== Exercise goal ==
Produce an exact copy of all the data below, dropping every image.

Dataset entries:
# # # # #

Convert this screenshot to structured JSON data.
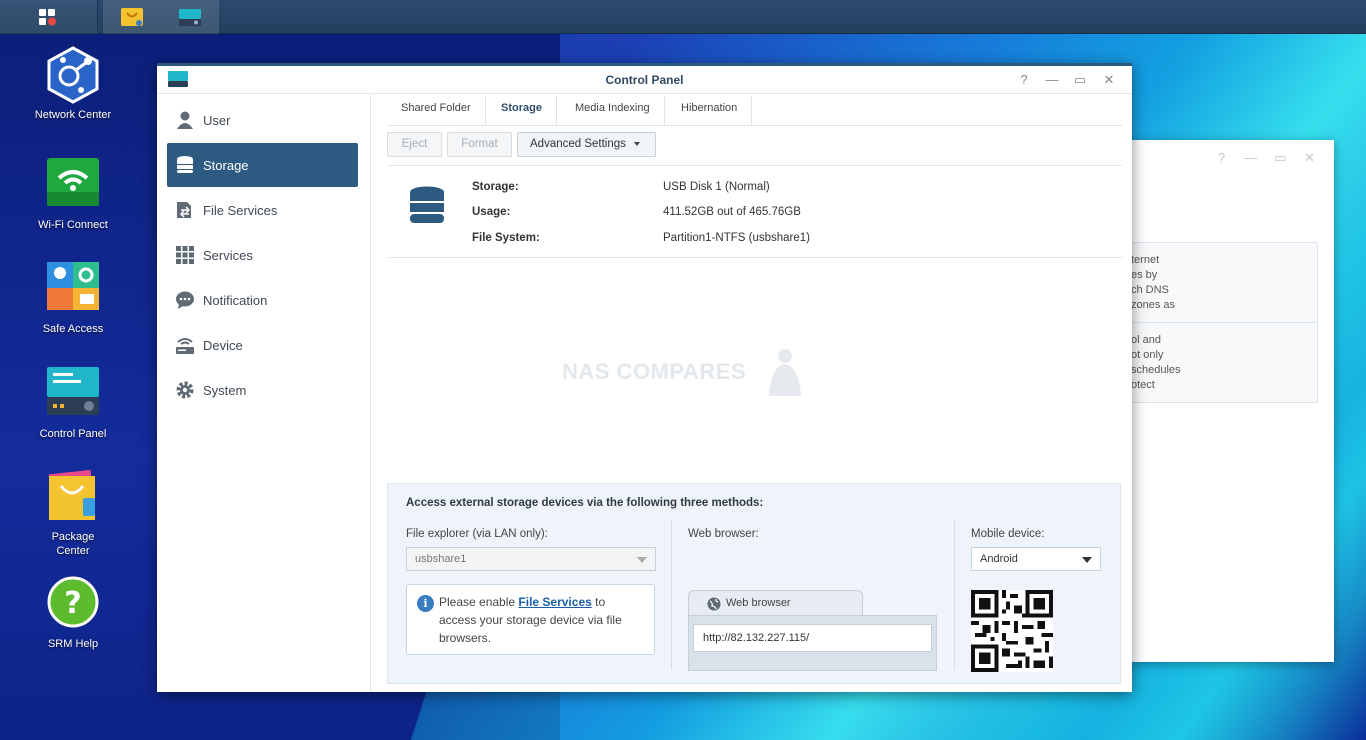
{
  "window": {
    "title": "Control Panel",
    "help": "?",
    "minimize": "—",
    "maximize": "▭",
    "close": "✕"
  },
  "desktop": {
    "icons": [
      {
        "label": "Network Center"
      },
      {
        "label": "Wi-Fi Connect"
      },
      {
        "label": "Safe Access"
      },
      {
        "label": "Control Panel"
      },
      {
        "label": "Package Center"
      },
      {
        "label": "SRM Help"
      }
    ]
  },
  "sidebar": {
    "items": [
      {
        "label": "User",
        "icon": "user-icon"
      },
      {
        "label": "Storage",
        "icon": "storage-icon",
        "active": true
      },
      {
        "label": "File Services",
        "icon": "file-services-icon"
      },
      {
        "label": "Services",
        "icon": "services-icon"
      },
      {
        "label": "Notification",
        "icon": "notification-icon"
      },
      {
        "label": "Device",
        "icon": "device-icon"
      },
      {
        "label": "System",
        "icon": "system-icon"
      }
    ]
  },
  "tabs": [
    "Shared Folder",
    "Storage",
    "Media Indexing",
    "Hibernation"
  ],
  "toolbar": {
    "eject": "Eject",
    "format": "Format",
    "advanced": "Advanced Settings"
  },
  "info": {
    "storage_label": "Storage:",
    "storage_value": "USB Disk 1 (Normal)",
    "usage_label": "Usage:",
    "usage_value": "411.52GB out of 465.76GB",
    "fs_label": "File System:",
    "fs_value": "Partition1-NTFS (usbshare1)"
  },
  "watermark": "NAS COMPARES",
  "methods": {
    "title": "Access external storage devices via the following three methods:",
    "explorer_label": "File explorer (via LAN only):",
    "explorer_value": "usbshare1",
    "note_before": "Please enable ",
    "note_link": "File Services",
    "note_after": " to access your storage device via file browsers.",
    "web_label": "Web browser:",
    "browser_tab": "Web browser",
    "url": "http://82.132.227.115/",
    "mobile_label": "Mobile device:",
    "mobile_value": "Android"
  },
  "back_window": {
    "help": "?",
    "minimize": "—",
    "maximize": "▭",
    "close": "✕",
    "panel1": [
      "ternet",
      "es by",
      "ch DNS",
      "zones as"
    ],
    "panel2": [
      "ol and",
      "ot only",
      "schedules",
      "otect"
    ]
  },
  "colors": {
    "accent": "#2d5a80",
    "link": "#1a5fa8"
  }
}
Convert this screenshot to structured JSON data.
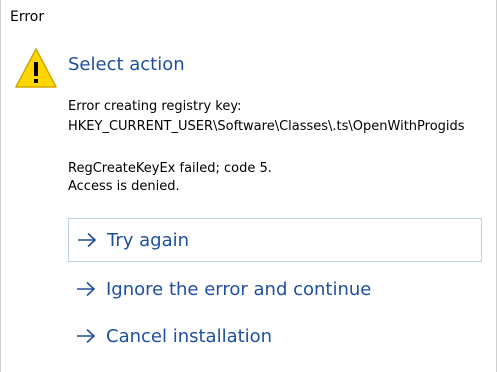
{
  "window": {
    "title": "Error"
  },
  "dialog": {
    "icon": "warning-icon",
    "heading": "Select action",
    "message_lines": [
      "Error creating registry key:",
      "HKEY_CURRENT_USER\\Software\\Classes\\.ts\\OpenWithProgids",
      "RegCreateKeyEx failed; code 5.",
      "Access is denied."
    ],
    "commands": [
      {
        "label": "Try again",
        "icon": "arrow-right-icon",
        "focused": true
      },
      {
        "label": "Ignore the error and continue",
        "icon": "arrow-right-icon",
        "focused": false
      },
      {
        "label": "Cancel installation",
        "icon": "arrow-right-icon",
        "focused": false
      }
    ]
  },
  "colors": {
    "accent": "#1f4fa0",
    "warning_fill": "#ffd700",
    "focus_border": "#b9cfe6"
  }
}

# # # # #

== Complete response ==
Convert this screenshot to structured JSON data.
{
  "window": {
    "title": "Control Panel",
    "help": "?",
    "minimize": "—",
    "maximize": "▭",
    "close": "✕"
  },
  "desktop": {
    "icons": [
      {
        "label": "Network Center"
      },
      {
        "label": "Wi-Fi Connect"
      },
      {
        "label": "Safe Access"
      },
      {
        "label": "Control Panel"
      },
      {
        "label": "Package Center"
      },
      {
        "label": "SRM Help"
      }
    ]
  },
  "sidebar": {
    "items": [
      {
        "label": "User",
        "icon": "user-icon"
      },
      {
        "label": "Storage",
        "icon": "storage-icon",
        "active": true
      },
      {
        "label": "File Services",
        "icon": "file-services-icon"
      },
      {
        "label": "Services",
        "icon": "services-icon"
      },
      {
        "label": "Notification",
        "icon": "notification-icon"
      },
      {
        "label": "Device",
        "icon": "device-icon"
      },
      {
        "label": "System",
        "icon": "system-icon"
      }
    ]
  },
  "tabs": [
    "Shared Folder",
    "Storage",
    "Media Indexing",
    "Hibernation"
  ],
  "toolbar": {
    "eject": "Eject",
    "format": "Format",
    "advanced": "Advanced Settings"
  },
  "info": {
    "storage_label": "Storage:",
    "storage_value": "USB Disk 1 (Normal)",
    "usage_label": "Usage:",
    "usage_value": "411.52GB out of 465.76GB",
    "fs_label": "File System:",
    "fs_value": "Partition1-NTFS (usbshare1)"
  },
  "watermark": "NAS COMPARES",
  "methods": {
    "title": "Access external storage devices via the following three methods:",
    "explorer_label": "File explorer (via LAN only):",
    "explorer_value": "usbshare1",
    "note_before": "Please enable ",
    "note_link": "File Services",
    "note_after": " to access your storage device via file browsers.",
    "web_label": "Web browser:",
    "browser_tab": "Web browser",
    "url": "http://82.132.227.115/",
    "mobile_label": "Mobile device:",
    "mobile_value": "Android"
  },
  "back_window": {
    "help": "?",
    "minimize": "—",
    "maximize": "▭",
    "close": "✕",
    "panel1": [
      "ternet",
      "es by",
      "ch DNS",
      "zones as"
    ],
    "panel2": [
      "ol and",
      "ot only",
      "schedules",
      "otect"
    ]
  },
  "colors": {
    "accent": "#2d5a80",
    "link": "#1a5fa8"
  }
}
Convert this screenshot to structured JSON data.
{
  "window": {
    "title": "Error"
  },
  "dialog": {
    "icon": "warning-icon",
    "heading": "Select action",
    "message_lines": [
      "Error creating registry key:",
      "HKEY_CURRENT_USER\\Software\\Classes\\.ts\\OpenWithProgids",
      "RegCreateKeyEx failed; code 5.",
      "Access is denied."
    ],
    "commands": [
      {
        "label": "Try again",
        "icon": "arrow-right-icon",
        "focused": true
      },
      {
        "label": "Ignore the error and continue",
        "icon": "arrow-right-icon",
        "focused": false
      },
      {
        "label": "Cancel installation",
        "icon": "arrow-right-icon",
        "focused": false
      }
    ]
  },
  "colors": {
    "accent": "#1f4fa0",
    "warning_fill": "#ffd700",
    "focus_border": "#b9cfe6"
  }
}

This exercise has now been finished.